Visual layout annotation data:
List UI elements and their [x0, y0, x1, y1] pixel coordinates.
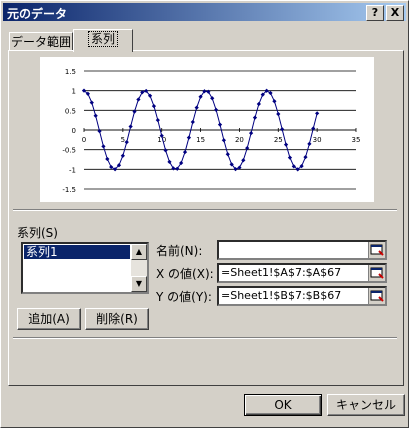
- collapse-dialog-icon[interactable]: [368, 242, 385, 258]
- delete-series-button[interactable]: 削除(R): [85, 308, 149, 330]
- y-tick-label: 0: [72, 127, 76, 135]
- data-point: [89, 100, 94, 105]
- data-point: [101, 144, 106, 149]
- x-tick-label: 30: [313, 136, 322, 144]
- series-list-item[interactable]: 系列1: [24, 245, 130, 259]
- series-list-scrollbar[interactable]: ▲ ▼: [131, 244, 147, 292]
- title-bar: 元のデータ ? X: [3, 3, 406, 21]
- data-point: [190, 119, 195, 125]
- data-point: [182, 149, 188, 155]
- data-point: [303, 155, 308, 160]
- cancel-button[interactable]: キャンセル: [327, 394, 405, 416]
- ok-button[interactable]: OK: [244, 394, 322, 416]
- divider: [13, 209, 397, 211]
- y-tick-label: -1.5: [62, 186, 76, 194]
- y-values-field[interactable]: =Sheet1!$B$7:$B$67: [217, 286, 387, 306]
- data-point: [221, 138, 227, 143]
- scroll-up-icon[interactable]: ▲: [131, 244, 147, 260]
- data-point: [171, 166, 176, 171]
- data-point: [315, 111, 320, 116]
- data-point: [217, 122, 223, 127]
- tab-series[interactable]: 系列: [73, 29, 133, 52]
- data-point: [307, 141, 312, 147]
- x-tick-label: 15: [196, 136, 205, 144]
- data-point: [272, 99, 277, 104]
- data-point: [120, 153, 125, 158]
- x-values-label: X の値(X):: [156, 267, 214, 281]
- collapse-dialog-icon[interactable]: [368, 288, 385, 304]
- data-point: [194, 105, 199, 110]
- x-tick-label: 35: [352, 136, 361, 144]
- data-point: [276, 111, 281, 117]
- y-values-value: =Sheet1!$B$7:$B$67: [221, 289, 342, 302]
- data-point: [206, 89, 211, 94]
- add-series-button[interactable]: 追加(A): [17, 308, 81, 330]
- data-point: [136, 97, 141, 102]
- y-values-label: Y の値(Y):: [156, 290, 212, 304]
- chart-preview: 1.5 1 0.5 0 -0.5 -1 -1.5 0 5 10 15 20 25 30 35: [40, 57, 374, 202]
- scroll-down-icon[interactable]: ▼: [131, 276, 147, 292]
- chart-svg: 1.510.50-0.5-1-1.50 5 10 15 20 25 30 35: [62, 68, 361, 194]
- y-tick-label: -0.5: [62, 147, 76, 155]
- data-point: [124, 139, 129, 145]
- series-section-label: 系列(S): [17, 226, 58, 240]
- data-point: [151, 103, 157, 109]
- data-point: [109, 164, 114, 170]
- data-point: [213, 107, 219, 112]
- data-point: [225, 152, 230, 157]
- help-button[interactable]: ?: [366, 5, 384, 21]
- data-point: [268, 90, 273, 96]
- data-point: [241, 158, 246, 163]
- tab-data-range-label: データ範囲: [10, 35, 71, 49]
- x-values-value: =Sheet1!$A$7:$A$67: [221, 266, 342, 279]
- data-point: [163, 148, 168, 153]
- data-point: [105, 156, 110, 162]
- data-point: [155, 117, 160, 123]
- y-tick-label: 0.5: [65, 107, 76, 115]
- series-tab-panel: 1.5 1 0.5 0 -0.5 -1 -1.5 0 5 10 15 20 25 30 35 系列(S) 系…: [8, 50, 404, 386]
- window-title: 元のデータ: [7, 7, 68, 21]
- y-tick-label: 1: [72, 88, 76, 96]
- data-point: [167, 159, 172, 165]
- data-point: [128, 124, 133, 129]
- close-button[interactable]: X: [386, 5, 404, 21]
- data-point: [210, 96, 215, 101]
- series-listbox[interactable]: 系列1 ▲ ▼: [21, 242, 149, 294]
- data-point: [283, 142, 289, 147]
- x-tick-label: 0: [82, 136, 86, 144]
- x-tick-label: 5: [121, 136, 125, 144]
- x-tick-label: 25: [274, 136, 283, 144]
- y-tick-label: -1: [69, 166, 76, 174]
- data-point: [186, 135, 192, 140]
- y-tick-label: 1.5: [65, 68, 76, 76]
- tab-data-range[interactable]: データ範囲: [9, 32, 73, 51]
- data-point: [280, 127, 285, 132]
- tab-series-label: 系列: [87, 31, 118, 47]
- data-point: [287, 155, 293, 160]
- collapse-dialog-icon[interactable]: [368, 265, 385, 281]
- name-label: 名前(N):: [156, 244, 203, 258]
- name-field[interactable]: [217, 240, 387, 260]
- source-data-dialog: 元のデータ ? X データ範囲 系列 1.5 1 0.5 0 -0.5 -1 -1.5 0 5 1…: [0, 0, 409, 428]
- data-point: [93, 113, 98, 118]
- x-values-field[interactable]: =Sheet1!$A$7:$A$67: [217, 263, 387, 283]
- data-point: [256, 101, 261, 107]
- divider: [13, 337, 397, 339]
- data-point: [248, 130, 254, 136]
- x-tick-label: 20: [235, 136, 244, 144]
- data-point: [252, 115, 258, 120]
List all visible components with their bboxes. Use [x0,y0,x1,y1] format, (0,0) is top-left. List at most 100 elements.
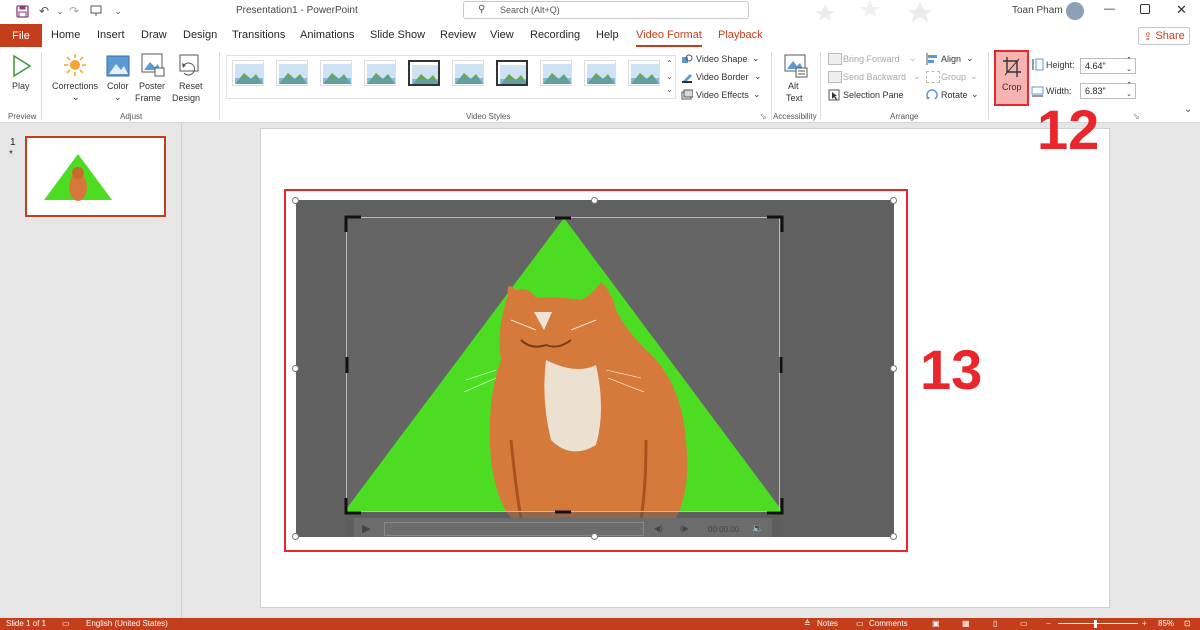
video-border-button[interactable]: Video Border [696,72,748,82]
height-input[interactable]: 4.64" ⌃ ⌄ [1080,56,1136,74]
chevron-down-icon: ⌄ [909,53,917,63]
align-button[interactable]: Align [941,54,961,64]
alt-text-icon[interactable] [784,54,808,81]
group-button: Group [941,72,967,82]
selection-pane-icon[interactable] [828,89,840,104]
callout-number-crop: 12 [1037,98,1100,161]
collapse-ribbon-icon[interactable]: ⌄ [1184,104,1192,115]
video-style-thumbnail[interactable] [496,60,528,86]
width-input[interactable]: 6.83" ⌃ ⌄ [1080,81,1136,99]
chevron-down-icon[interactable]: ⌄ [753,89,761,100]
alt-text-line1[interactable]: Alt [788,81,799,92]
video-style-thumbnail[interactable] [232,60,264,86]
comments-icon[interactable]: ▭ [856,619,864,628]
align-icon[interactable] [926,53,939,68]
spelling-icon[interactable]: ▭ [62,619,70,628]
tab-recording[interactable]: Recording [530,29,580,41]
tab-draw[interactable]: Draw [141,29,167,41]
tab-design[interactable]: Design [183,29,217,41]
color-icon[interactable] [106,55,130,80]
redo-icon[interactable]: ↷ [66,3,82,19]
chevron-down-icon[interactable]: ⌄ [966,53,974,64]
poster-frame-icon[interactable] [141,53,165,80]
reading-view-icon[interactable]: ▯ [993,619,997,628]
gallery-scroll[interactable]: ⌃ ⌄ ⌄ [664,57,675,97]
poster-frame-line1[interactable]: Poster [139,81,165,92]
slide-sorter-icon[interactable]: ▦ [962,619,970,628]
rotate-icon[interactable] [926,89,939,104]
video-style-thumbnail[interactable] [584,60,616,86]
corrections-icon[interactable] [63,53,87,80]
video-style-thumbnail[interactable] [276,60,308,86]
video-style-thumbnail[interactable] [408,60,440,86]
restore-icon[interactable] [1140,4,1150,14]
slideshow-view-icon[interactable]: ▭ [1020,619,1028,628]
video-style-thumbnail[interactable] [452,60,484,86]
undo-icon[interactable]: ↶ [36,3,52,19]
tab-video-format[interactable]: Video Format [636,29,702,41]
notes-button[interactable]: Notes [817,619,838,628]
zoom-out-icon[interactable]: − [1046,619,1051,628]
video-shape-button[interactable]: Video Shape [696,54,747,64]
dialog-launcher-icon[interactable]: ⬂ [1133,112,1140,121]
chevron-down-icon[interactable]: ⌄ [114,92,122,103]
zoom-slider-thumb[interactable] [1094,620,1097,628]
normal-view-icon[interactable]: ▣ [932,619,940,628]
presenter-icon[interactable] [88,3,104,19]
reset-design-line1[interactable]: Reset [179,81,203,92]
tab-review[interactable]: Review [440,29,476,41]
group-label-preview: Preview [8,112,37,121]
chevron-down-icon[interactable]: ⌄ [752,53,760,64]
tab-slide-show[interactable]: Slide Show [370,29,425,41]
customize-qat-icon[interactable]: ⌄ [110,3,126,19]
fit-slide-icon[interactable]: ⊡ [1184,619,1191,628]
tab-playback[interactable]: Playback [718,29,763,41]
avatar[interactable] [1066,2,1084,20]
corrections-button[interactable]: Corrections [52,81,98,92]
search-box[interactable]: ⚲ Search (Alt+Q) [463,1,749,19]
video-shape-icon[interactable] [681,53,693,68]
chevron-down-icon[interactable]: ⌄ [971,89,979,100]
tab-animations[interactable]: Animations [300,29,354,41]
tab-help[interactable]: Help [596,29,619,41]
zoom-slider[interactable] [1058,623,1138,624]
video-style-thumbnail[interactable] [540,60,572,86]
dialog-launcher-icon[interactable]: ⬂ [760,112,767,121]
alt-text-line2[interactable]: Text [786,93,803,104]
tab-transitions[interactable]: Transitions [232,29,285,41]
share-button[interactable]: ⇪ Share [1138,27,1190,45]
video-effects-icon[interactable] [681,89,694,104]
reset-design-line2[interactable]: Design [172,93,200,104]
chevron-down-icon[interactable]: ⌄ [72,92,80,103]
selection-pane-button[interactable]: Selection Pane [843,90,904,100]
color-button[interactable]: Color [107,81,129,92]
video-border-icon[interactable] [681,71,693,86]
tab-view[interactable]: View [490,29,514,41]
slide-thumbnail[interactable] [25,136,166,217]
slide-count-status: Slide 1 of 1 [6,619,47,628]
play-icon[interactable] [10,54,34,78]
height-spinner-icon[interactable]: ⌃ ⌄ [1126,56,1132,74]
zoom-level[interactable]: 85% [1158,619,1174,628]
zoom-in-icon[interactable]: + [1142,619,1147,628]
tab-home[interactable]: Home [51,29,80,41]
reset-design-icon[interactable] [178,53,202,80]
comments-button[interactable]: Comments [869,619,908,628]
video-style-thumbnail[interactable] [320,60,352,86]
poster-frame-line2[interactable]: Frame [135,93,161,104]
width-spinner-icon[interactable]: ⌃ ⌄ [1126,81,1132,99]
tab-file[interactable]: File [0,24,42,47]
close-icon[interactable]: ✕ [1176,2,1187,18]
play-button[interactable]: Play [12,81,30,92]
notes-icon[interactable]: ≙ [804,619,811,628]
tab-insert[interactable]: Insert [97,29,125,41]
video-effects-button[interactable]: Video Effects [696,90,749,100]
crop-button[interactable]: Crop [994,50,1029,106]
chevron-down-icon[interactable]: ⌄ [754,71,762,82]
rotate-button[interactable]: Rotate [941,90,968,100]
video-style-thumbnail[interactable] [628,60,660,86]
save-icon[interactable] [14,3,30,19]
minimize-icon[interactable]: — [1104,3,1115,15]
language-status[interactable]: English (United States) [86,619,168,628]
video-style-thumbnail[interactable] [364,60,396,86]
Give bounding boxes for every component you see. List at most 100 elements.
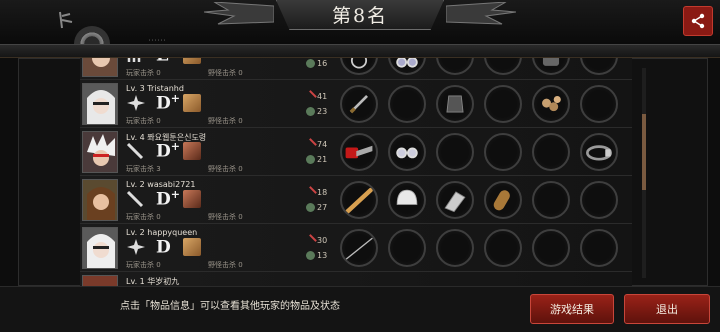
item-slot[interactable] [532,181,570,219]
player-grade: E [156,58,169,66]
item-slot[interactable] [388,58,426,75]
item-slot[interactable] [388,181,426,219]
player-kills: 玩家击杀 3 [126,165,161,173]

TASK DETAILS:
Can you quote everything from the line containing "item-slot[interactable] [532,181,570,219]" down through the end of the lines, word for word?

RESULT:
item-slot[interactable] [532,181,570,219]
player-grade: E [156,58,169,66]
item-slot[interactable] [388,58,426,75]
item-slot[interactable] [388,181,426,219]
player-kills: 玩家击杀 3 [126,165,161,173]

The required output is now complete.